━━━━━ RECORDS FOR THE EXERCISE ━━━━━

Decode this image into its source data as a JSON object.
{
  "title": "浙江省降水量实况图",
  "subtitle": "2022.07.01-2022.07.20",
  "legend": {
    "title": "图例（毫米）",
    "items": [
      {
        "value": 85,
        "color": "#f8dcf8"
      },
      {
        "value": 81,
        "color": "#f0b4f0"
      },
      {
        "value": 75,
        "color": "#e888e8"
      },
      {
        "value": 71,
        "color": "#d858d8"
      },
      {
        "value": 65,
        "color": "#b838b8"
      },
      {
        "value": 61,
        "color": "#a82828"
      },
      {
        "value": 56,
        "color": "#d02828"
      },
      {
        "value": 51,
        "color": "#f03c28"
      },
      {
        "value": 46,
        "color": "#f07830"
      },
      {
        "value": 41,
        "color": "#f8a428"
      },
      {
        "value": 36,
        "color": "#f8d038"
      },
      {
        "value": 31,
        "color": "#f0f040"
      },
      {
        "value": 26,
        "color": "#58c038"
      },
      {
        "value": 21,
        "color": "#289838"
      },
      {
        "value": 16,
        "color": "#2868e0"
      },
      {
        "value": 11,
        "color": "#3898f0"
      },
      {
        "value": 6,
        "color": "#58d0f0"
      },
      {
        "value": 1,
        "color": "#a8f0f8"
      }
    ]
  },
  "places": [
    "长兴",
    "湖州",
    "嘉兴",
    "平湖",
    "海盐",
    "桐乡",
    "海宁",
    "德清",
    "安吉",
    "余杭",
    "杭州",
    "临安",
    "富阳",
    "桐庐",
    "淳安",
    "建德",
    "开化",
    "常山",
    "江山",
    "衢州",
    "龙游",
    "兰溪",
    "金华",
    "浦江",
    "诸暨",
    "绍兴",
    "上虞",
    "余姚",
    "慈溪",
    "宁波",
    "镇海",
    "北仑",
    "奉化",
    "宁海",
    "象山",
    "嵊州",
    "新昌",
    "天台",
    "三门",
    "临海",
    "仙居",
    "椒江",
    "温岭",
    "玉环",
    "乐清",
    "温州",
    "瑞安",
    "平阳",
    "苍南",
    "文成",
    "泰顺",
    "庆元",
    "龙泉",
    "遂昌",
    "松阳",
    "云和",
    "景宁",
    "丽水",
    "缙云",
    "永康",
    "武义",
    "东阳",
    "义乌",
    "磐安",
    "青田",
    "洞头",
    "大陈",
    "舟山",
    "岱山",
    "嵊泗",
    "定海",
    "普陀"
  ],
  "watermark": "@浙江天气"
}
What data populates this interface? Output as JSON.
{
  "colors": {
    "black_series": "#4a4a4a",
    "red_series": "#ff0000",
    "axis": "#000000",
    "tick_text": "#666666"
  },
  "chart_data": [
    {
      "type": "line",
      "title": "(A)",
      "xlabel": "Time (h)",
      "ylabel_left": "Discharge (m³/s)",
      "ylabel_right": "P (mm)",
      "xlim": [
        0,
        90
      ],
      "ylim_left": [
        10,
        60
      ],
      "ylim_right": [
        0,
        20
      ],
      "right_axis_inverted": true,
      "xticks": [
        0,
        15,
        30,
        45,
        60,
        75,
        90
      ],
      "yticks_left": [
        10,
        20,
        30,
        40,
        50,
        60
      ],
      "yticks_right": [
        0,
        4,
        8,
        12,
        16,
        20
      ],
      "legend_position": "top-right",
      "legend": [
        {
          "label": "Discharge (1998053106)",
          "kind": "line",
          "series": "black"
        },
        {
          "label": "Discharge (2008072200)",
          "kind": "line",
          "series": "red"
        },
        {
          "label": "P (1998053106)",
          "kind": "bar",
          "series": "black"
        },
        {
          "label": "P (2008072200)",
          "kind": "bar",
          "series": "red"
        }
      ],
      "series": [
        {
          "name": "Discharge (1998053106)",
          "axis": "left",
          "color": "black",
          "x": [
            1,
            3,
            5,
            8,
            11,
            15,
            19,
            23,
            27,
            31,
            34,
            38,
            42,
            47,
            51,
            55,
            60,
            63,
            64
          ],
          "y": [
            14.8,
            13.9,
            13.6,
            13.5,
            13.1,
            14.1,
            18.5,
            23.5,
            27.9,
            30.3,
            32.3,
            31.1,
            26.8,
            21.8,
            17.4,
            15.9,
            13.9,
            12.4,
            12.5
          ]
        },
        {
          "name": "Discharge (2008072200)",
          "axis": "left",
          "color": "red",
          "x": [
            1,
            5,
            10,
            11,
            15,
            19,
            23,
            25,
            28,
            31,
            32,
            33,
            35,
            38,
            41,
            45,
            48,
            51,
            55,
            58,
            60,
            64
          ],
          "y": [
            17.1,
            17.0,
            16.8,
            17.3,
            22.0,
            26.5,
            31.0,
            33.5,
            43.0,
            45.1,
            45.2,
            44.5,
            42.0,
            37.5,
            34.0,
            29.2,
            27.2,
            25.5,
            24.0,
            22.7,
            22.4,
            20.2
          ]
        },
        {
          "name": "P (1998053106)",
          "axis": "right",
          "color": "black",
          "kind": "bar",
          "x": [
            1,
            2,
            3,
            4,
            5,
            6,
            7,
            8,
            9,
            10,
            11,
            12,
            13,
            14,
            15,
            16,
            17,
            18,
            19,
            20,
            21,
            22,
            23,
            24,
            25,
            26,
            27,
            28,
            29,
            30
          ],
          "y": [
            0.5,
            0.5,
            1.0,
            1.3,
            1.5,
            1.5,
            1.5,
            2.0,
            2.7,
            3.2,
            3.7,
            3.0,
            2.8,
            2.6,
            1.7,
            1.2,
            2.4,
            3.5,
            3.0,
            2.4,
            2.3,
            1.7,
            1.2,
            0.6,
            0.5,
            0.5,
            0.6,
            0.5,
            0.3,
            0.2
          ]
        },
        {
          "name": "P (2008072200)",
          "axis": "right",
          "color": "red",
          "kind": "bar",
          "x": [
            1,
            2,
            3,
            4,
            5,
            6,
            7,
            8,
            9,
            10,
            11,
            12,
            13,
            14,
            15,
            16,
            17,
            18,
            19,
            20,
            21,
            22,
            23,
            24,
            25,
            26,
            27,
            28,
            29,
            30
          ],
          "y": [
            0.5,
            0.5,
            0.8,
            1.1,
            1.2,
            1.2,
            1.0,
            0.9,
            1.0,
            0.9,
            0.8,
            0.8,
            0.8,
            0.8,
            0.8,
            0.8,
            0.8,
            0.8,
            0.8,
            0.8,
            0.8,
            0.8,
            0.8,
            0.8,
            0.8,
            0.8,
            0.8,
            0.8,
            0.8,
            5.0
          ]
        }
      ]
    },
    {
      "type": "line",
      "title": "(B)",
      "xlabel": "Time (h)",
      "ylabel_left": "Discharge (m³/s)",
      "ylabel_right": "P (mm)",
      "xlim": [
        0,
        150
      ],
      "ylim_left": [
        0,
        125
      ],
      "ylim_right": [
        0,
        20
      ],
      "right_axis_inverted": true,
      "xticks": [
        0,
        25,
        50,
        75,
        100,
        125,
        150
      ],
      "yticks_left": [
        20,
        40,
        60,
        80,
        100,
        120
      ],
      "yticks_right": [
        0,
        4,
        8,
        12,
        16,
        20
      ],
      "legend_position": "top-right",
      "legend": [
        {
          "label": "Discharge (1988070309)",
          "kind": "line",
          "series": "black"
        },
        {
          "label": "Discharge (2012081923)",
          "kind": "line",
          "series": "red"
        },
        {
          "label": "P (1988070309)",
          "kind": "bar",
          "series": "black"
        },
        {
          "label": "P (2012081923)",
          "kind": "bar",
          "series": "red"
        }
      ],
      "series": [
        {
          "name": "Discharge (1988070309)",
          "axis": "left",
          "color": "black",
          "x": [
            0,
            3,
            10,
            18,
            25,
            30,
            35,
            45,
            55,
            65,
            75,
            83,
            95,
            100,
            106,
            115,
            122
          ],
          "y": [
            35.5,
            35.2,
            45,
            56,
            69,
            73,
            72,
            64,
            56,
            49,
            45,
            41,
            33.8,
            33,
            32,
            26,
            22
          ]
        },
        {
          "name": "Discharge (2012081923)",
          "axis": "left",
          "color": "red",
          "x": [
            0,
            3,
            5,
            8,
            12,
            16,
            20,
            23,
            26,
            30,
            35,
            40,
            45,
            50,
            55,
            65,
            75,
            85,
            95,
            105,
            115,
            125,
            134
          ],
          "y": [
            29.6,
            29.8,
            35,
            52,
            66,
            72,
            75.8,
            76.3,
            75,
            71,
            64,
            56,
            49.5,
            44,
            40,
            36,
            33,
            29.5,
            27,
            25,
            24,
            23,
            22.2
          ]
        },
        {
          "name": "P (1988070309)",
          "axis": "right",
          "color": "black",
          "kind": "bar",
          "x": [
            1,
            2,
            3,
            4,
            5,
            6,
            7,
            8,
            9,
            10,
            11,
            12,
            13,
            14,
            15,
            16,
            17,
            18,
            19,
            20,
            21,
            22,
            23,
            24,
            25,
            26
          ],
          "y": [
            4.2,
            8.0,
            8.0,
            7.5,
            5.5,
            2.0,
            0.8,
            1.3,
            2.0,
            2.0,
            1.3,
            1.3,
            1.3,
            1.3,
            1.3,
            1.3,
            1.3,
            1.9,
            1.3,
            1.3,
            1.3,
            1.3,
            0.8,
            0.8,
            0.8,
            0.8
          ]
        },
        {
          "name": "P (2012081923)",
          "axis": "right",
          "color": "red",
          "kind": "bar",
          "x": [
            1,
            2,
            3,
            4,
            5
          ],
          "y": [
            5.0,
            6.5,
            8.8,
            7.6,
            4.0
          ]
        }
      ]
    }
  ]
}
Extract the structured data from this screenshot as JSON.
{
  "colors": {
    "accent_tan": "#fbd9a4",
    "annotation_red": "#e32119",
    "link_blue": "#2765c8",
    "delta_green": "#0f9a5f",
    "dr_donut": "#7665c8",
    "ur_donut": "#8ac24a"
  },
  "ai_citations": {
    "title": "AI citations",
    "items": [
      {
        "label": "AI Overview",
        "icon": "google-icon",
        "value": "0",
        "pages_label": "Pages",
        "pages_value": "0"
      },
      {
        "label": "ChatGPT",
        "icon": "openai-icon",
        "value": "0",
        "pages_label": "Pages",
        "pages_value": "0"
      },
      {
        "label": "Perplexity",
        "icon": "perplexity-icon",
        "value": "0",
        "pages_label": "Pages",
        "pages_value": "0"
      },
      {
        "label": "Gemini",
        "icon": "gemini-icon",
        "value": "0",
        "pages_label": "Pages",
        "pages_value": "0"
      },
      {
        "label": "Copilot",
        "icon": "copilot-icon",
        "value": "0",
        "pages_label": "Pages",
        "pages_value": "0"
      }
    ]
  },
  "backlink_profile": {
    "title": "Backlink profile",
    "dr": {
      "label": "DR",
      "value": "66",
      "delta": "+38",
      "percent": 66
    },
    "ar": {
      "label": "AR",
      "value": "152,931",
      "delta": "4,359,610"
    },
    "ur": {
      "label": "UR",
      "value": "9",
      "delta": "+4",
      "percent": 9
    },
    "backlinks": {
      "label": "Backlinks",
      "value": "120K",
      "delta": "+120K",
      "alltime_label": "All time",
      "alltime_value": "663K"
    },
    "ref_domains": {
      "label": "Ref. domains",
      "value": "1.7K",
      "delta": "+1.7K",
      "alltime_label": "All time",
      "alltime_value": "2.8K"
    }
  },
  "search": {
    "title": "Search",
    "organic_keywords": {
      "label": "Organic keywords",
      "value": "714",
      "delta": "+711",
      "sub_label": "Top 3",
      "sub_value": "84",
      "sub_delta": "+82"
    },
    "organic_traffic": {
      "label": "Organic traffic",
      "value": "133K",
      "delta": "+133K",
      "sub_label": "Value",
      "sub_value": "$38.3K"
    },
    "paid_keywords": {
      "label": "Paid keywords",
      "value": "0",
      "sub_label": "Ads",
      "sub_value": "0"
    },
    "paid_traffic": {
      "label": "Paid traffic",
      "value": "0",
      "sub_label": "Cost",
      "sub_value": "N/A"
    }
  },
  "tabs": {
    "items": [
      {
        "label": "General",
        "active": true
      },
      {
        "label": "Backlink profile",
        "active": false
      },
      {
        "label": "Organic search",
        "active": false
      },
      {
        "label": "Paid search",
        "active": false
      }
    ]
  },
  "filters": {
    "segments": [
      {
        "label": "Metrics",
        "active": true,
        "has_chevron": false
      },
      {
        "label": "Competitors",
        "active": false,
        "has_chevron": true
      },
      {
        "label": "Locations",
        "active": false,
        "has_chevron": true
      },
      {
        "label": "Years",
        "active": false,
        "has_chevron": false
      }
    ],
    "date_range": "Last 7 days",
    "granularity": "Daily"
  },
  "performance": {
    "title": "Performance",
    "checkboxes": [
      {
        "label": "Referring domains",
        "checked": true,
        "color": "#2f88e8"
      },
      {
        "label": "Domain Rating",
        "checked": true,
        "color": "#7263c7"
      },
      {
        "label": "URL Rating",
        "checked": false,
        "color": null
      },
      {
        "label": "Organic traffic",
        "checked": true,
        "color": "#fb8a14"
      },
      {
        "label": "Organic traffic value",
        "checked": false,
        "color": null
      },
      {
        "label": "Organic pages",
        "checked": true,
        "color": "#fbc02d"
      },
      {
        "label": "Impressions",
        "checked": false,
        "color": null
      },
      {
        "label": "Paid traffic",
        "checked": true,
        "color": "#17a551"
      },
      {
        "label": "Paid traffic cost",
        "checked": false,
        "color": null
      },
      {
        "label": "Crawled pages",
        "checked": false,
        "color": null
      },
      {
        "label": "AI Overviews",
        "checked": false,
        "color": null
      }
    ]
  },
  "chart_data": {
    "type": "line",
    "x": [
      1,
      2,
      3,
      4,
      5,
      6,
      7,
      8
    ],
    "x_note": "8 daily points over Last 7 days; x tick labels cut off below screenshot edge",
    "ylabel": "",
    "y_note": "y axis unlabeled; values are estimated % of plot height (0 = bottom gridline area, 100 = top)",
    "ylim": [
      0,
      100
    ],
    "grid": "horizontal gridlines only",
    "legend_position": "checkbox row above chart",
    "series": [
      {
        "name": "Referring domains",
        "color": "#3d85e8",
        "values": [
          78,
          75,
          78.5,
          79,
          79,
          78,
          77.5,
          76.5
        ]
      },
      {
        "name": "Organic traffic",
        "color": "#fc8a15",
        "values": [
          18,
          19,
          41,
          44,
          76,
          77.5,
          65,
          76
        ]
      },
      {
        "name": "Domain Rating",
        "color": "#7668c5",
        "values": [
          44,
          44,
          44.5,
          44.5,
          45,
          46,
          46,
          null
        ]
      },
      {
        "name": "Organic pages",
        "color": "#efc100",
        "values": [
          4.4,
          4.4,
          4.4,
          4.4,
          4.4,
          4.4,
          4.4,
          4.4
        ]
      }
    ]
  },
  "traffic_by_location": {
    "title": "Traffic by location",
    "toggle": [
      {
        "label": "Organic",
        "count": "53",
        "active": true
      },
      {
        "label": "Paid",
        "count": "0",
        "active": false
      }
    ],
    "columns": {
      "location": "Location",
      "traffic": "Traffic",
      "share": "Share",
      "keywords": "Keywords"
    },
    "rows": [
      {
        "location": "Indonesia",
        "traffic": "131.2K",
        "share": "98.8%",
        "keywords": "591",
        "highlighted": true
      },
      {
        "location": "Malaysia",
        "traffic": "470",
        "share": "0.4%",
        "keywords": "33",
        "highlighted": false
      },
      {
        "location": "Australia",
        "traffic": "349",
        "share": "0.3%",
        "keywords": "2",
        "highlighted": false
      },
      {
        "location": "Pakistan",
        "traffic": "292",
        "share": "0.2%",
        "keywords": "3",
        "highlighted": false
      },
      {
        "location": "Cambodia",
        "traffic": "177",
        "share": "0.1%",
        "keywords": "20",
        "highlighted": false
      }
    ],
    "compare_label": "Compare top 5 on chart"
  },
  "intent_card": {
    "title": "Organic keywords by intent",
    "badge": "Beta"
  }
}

━━━━━

AIM:
Report only how many lines in the listing contain the string "Referring".

FINAL RESULT:
2